**Task requirements**
Go through the material below and copy each line where the word "SPECTAC" appears.

— BEGIN Data for the task —

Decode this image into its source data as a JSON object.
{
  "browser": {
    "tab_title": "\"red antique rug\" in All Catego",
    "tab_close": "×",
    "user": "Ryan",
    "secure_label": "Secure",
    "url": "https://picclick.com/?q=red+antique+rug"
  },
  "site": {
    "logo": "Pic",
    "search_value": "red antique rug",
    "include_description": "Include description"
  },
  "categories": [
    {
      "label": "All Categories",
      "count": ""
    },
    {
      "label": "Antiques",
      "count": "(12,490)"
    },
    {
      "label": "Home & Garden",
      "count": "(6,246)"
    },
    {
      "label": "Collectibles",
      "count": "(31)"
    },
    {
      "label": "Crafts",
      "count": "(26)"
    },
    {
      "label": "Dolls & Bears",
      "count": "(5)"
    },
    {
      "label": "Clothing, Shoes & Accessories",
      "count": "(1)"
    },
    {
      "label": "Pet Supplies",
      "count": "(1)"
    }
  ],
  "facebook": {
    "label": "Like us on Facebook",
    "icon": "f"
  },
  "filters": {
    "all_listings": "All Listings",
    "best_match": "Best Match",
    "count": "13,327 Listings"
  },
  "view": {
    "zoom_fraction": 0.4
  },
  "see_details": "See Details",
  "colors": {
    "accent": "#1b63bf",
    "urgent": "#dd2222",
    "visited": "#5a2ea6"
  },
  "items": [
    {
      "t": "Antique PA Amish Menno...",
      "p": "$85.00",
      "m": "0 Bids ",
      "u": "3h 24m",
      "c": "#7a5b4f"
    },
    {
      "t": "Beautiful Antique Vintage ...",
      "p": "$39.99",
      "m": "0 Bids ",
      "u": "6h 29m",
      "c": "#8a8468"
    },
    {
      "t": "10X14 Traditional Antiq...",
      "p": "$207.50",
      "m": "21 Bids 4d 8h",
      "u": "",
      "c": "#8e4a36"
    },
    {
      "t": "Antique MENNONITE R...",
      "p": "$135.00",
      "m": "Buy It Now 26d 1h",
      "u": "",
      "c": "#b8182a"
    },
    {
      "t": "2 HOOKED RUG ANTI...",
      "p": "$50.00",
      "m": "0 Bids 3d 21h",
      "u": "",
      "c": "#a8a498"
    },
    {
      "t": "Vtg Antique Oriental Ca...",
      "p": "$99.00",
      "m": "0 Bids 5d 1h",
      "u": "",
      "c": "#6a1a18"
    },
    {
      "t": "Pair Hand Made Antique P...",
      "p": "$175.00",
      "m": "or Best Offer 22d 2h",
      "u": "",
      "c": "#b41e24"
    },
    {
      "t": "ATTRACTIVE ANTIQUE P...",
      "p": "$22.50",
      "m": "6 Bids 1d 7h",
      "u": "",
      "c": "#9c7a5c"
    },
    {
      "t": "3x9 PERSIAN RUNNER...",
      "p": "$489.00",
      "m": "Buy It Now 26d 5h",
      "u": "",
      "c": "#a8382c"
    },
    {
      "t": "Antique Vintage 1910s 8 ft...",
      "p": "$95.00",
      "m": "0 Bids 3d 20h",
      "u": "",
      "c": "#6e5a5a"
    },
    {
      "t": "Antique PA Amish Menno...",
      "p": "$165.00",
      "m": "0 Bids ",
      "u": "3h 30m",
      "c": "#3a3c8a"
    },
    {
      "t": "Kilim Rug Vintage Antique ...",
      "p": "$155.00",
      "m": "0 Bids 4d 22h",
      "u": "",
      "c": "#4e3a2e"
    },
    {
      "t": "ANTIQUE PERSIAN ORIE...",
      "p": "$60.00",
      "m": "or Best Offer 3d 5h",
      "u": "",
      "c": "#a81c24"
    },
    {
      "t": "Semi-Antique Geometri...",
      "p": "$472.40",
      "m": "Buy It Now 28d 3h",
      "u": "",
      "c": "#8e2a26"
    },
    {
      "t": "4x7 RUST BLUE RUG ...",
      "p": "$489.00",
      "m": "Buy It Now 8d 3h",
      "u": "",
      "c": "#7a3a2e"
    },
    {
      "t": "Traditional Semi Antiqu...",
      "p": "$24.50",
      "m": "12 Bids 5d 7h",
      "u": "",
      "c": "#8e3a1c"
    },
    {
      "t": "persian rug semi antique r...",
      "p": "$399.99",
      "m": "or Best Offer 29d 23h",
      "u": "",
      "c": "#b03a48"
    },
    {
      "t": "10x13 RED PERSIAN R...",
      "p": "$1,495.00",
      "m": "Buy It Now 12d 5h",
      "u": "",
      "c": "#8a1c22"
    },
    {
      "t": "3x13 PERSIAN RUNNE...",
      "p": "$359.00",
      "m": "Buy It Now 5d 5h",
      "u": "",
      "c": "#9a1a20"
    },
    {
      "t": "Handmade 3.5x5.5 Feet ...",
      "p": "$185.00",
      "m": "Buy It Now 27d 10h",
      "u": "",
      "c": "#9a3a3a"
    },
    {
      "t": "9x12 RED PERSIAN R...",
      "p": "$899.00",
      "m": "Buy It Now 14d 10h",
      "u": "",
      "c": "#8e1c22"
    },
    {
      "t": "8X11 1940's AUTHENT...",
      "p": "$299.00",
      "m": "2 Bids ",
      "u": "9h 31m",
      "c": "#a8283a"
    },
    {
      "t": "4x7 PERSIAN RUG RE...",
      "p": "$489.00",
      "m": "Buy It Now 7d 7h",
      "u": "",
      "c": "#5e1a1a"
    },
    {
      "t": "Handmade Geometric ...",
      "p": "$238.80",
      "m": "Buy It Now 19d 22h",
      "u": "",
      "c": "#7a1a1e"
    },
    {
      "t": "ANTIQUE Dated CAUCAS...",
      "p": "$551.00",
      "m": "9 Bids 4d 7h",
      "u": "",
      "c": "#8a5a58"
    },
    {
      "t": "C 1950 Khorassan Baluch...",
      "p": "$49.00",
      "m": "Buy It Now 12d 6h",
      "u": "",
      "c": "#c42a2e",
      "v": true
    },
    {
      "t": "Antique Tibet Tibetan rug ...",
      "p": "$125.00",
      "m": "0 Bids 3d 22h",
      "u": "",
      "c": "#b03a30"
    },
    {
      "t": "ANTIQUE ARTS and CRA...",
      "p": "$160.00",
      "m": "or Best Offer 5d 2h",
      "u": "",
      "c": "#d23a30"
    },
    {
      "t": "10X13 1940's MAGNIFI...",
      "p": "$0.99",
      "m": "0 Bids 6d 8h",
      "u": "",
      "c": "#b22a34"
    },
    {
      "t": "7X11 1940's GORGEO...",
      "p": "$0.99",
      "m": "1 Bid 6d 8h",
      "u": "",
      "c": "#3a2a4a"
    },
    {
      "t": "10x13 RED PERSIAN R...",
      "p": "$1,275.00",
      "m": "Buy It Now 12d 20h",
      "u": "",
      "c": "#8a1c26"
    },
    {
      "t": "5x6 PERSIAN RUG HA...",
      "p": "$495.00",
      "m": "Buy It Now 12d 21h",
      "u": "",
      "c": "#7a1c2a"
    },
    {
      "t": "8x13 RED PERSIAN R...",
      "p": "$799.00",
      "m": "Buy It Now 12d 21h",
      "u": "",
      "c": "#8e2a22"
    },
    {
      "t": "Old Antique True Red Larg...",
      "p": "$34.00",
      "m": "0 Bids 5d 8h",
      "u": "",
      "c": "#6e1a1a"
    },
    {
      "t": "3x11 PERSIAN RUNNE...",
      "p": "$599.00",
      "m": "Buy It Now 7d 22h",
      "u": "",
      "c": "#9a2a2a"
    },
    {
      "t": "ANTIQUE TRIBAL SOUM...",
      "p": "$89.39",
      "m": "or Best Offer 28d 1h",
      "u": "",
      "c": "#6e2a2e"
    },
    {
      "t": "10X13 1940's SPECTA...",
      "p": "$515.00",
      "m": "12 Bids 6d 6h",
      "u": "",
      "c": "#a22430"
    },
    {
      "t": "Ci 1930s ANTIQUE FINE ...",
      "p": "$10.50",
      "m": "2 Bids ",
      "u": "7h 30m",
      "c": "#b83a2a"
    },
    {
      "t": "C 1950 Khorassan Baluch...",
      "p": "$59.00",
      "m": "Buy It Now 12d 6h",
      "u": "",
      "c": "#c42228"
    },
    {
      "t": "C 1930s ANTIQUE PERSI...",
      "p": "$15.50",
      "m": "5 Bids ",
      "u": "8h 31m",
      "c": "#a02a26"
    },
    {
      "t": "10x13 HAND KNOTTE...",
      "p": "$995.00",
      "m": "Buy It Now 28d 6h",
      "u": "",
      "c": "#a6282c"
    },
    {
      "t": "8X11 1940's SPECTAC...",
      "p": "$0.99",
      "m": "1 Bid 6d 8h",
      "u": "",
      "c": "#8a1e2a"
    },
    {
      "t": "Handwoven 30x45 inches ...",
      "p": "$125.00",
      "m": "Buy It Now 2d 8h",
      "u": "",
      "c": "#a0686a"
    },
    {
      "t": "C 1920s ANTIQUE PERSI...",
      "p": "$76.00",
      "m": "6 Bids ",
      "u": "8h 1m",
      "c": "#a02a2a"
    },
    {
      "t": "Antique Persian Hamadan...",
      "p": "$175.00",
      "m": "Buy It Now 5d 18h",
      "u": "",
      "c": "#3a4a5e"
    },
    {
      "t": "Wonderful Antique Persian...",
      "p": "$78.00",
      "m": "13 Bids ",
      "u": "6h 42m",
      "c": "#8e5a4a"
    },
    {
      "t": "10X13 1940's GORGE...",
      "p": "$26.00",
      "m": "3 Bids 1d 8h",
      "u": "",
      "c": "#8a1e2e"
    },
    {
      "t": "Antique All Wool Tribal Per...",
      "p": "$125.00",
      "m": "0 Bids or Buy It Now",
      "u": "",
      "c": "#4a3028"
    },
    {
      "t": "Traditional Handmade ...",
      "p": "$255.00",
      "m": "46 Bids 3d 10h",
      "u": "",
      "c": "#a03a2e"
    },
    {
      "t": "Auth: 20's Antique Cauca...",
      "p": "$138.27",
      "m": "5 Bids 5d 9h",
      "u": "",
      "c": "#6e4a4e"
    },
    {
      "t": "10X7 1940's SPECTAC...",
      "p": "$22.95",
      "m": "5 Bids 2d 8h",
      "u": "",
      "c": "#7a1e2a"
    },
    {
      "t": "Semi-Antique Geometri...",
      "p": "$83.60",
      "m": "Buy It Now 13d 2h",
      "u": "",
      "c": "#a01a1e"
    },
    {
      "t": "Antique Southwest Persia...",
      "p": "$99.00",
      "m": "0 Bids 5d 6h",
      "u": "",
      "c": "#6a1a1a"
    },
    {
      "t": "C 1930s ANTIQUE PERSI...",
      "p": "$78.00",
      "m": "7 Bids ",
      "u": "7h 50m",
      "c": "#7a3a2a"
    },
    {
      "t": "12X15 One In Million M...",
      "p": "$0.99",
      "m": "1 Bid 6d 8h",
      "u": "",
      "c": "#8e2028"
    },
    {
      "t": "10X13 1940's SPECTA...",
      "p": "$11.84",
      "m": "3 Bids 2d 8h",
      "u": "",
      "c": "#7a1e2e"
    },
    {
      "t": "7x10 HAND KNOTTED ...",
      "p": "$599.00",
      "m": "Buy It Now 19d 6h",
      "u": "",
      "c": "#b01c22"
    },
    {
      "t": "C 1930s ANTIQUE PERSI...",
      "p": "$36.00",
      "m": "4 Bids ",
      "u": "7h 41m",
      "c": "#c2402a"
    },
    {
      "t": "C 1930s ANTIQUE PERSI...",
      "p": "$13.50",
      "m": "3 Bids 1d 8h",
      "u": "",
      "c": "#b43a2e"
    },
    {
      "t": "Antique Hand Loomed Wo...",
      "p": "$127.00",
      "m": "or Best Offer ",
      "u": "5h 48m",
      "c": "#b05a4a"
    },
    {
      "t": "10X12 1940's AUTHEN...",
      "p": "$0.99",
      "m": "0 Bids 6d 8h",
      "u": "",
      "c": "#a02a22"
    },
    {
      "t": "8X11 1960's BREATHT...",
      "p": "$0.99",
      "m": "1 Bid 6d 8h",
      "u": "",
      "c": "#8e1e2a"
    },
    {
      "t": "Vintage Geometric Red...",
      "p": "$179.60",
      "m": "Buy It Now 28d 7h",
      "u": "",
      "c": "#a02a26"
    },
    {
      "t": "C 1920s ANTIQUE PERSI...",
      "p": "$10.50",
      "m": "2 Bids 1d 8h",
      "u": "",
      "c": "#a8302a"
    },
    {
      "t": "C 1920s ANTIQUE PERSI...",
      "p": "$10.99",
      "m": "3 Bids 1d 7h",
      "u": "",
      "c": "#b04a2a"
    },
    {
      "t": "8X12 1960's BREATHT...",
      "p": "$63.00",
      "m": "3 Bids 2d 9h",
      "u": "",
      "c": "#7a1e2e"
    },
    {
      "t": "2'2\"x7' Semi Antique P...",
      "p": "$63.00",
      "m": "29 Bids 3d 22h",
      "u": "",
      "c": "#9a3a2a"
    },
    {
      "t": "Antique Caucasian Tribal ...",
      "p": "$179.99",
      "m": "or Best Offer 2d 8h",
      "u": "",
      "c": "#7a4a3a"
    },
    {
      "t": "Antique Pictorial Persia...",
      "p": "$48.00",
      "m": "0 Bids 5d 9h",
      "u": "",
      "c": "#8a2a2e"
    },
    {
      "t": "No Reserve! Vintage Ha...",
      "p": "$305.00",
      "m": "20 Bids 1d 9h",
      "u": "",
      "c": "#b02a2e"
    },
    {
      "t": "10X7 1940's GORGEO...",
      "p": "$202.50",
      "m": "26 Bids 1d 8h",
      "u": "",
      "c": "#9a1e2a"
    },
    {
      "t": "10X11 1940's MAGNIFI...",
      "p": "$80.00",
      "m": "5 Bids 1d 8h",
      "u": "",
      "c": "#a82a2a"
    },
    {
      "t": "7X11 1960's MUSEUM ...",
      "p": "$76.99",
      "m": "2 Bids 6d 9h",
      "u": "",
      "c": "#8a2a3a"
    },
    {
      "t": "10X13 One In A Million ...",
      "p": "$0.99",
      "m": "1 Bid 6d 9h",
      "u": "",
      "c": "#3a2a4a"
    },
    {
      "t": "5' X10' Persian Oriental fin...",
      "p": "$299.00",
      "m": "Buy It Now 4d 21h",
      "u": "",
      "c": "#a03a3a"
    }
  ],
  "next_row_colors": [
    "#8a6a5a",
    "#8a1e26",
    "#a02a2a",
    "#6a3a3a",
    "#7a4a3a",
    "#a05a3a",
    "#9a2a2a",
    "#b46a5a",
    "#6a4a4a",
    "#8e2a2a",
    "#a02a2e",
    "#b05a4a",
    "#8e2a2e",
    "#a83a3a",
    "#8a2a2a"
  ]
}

— END Data for the task —

**Worked answer**
      "t": "8X11 1940's SPECTAC...",
      "t": "10X7 1940's SPECTAC...",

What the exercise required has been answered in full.